| Data extract |
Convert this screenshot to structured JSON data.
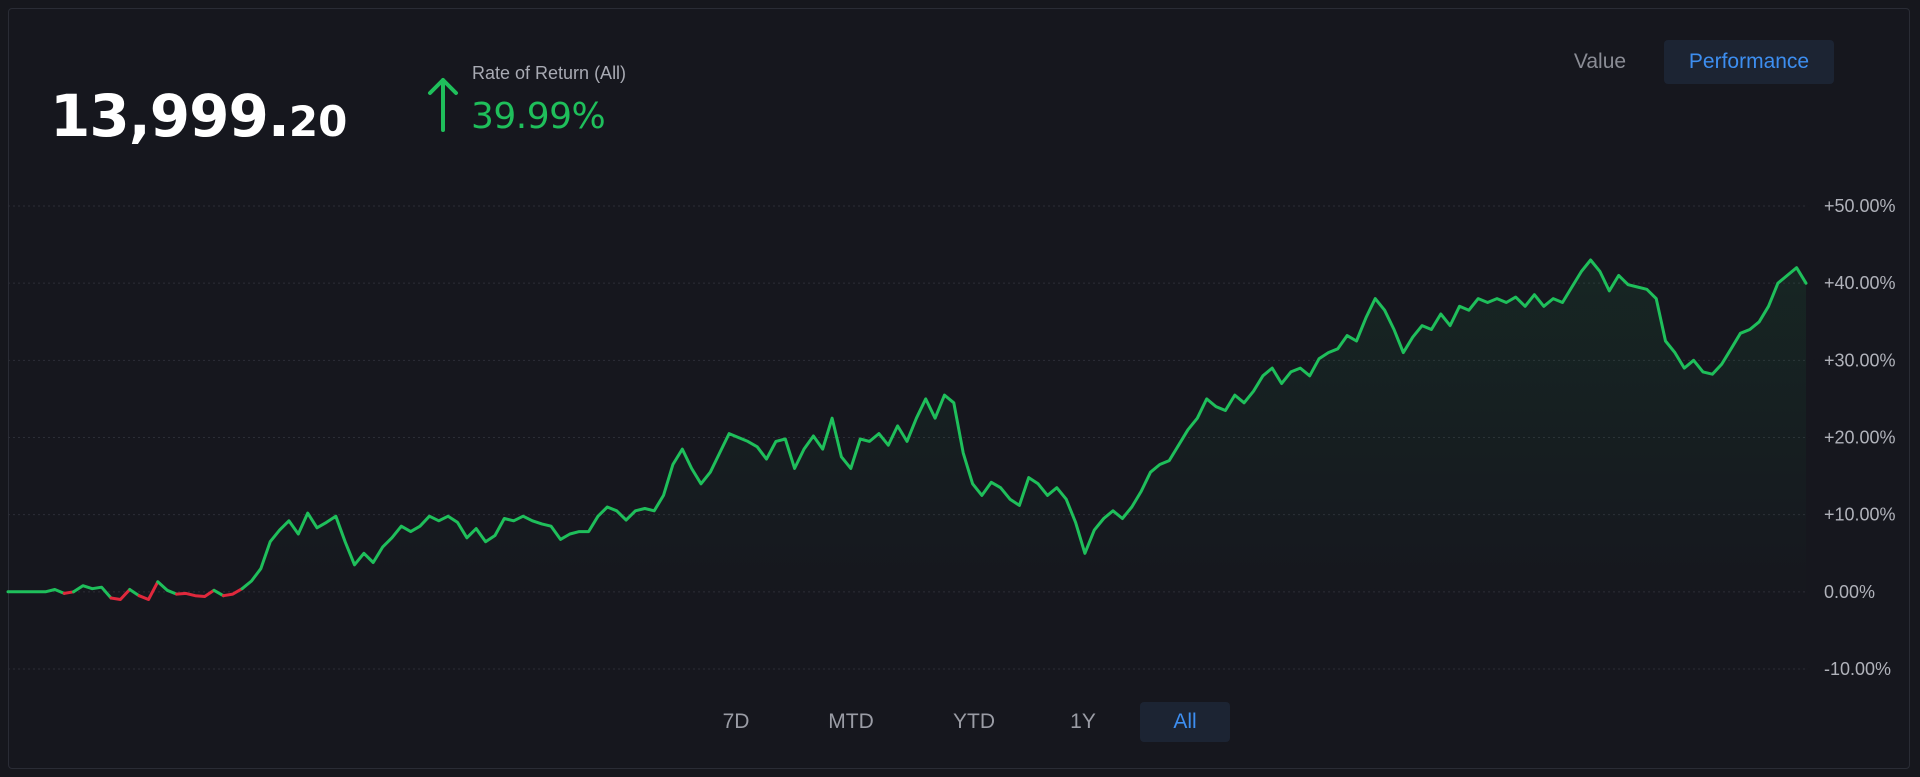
{
  "header": {
    "value_int": "13,999.",
    "value_dec": "20",
    "ror_label": "Rate of Return (All)",
    "ror_value": "39.99%",
    "ror_icon": "arrow-up-icon"
  },
  "mode_toggle": {
    "value_label": "Value",
    "performance_label": "Performance",
    "selected": "Performance"
  },
  "range_buttons": {
    "items": [
      "7D",
      "MTD",
      "YTD",
      "1Y",
      "All"
    ],
    "selected": "All"
  },
  "colors": {
    "background": "#16171d",
    "positive": "#1fbf5b",
    "negative": "#e0283c",
    "accent": "#3d8ef0",
    "selected_bg": "#1c2433"
  },
  "chart_data": {
    "type": "line",
    "ylabel_format": "percent",
    "ylim": [
      -10,
      50
    ],
    "ticks": [
      "+50.00%",
      "+40.00%",
      "+30.00%",
      "+20.00%",
      "+10.00%",
      "0.00%",
      "-10.00%"
    ],
    "tick_values": [
      50,
      40,
      30,
      20,
      10,
      0,
      -10
    ],
    "grid": true,
    "series": [
      {
        "values": [
          0,
          0,
          0,
          0,
          0,
          0.3,
          -0.2,
          0,
          0.8,
          0.4,
          0.6,
          -0.8,
          -1,
          0.3,
          -0.5,
          -1,
          1.3,
          0.2,
          -0.3,
          -0.2,
          -0.5,
          -0.6,
          0.2,
          -0.5,
          -0.3,
          0.4,
          1.4,
          3,
          6.5,
          8,
          9.2,
          7.5,
          10.2,
          8.3,
          9,
          9.8,
          6.5,
          3.5,
          5,
          3.8,
          5.8,
          7,
          8.5,
          7.8,
          8.5,
          9.8,
          9.2,
          9.8,
          9,
          7,
          8.2,
          6.5,
          7.3,
          9.5,
          9.2,
          9.8,
          9.2,
          8.8,
          8.5,
          6.8,
          7.5,
          7.8,
          7.8,
          9.8,
          11,
          10.5,
          9.3,
          10.5,
          10.8,
          10.5,
          12.5,
          16.5,
          18.5,
          16,
          14,
          15.5,
          18,
          20.5,
          20,
          19.5,
          18.8,
          17.2,
          19.5,
          19.8,
          16,
          18.5,
          20.2,
          18.5,
          22.5,
          17.5,
          16,
          19.8,
          19.5,
          20.5,
          19,
          21.5,
          19.5,
          22.5,
          25,
          22.5,
          25.5,
          24.5,
          18,
          14,
          12.5,
          14.2,
          13.5,
          12,
          11.2,
          14.8,
          14,
          12.5,
          13.5,
          12,
          9,
          5,
          8,
          9.5,
          10.5,
          9.5,
          11,
          13,
          15.5,
          16.5,
          17,
          19,
          21,
          22.5,
          25,
          24,
          23.5,
          25.5,
          24.5,
          26,
          28,
          29,
          27,
          28.5,
          29,
          28,
          30.2,
          31,
          31.5,
          33.2,
          32.5,
          35.5,
          38,
          36.5,
          34,
          31,
          33,
          34.5,
          34,
          36,
          34.5,
          37,
          36.5,
          38,
          37.5,
          38,
          37.5,
          38.2,
          37,
          38.5,
          37,
          38,
          37.5,
          39.5,
          41.5,
          43,
          41.5,
          39,
          41,
          39.8,
          39.5,
          39.2,
          38,
          32.5,
          31,
          29,
          30,
          28.5,
          28.2,
          29.5,
          31.5,
          33.5,
          34,
          35,
          37,
          40,
          41,
          42,
          39.99
        ]
      }
    ]
  }
}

| Work to complete |
How many lines of the data contain the word "Performance"? Answer with the number alone.

| Final answer |
2